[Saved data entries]
<<<<
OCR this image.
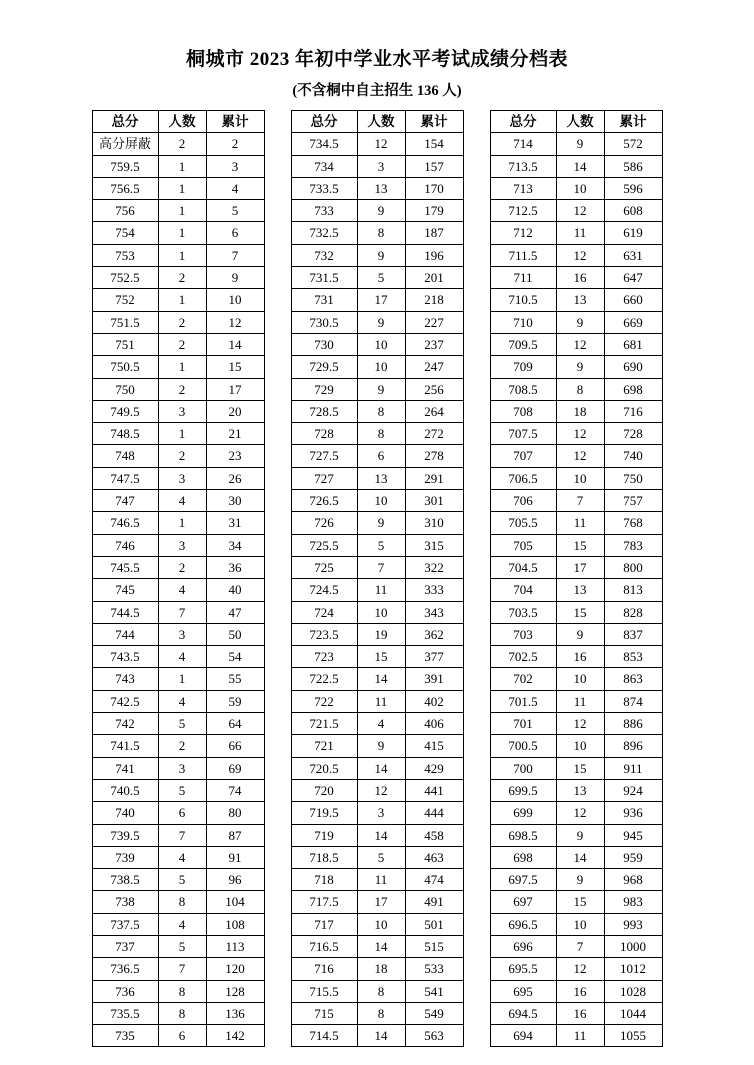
桐城市 2023 年初中学业水平考试成绩分档表
(不含桐中自主招生 136 人)
总分	人数	累计
高分屏蔽	2	2
759.5	1	3
756.5	1	4
756	1	5
754	1	6
753	1	7
752.5	2	9
752	1	10
751.5	2	12
751	2	14
750.5	1	15
750	2	17
749.5	3	20
748.5	1	21
748	2	23
747.5	3	26
747	4	30
746.5	1	31
746	3	34
745.5	2	36
745	4	40
744.5	7	47
744	3	50
743.5	4	54
743	1	55
742.5	4	59
742	5	64
741.5	2	66
741	3	69
740.5	5	74
740	6	80
739.5	7	87
739	4	91
738.5	5	96
738	8	104
737.5	4	108
737	5	113
736.5	7	120
736	8	128
735.5	8	136
735	6	142
总分	人数	累计
734.5	12	154
734	3	157
733.5	13	170
733	9	179
732.5	8	187
732	9	196
731.5	5	201
731	17	218
730.5	9	227
730	10	237
729.5	10	247
729	9	256
728.5	8	264
728	8	272
727.5	6	278
727	13	291
726.5	10	301
726	9	310
725.5	5	315
725	7	322
724.5	11	333
724	10	343
723.5	19	362
723	15	377
722.5	14	391
722	11	402
721.5	4	406
721	9	415
720.5	14	429
720	12	441
719.5	3	444
719	14	458
718.5	5	463
718	11	474
717.5	17	491
717	10	501
716.5	14	515
716	18	533
715.5	8	541
715	8	549
714.5	14	563
总分	人数	累计
714	9	572
713.5	14	586
713	10	596
712.5	12	608
712	11	619
711.5	12	631
711	16	647
710.5	13	660
710	9	669
709.5	12	681
709	9	690
708.5	8	698
708	18	716
707.5	12	728
707	12	740
706.5	10	750
706	7	757
705.5	11	768
705	15	783
704.5	17	800
704	13	813
703.5	15	828
703	9	837
702.5	16	853
702	10	863
701.5	11	874
701	12	886
700.5	10	896
700	15	911
699.5	13	924
699	12	936
698.5	9	945
698	14	959
697.5	9	968
697	15	983
696.5	10	993
696	7	1000
695.5	12	1012
695	16	1028
694.5	16	1044
694	11	1055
>>>>
§ Goal of the exercise
Leave out the pictures and reproduce the rest of the listing exactly.

§ The reply
OCR this image.
桐城市 2023 年初中学业水平考试成绩分档表
(不含桐中自主招生 136 人)
总分	人数	累计
高分屏蔽	2	2
759.5	1	3
756.5	1	4
756	1	5
754	1	6
753	1	7
752.5	2	9
752	1	10
751.5	2	12
751	2	14
750.5	1	15
750	2	17
749.5	3	20
748.5	1	21
748	2	23
747.5	3	26
747	4	30
746.5	1	31
746	3	34
745.5	2	36
745	4	40
744.5	7	47
744	3	50
743.5	4	54
743	1	55
742.5	4	59
742	5	64
741.5	2	66
741	3	69
740.5	5	74
740	6	80
739.5	7	87
739	4	91
738.5	5	96
738	8	104
737.5	4	108
737	5	113
736.5	7	120
736	8	128
735.5	8	136
735	6	142
总分	人数	累计
734.5	12	154
734	3	157
733.5	13	170
733	9	179
732.5	8	187
732	9	196
731.5	5	201
731	17	218
730.5	9	227
730	10	237
729.5	10	247
729	9	256
728.5	8	264
728	8	272
727.5	6	278
727	13	291
726.5	10	301
726	9	310
725.5	5	315
725	7	322
724.5	11	333
724	10	343
723.5	19	362
723	15	377
722.5	14	391
722	11	402
721.5	4	406
721	9	415
720.5	14	429
720	12	441
719.5	3	444
719	14	458
718.5	5	463
718	11	474
717.5	17	491
717	10	501
716.5	14	515
716	18	533
715.5	8	541
715	8	549
714.5	14	563
总分	人数	累计
714	9	572
713.5	14	586
713	10	596
712.5	12	608
712	11	619
711.5	12	631
711	16	647
710.5	13	660
710	9	669
709.5	12	681
709	9	690
708.5	8	698
708	18	716
707.5	12	728
707	12	740
706.5	10	750
706	7	757
705.5	11	768
705	15	783
704.5	17	800
704	13	813
703.5	15	828
703	9	837
702.5	16	853
702	10	863
701.5	11	874
701	12	886
700.5	10	896
700	15	911
699.5	13	924
699	12	936
698.5	9	945
698	14	959
697.5	9	968
697	15	983
696.5	10	993
696	7	1000
695.5	12	1012
695	16	1028
694.5	16	1044
694	11	1055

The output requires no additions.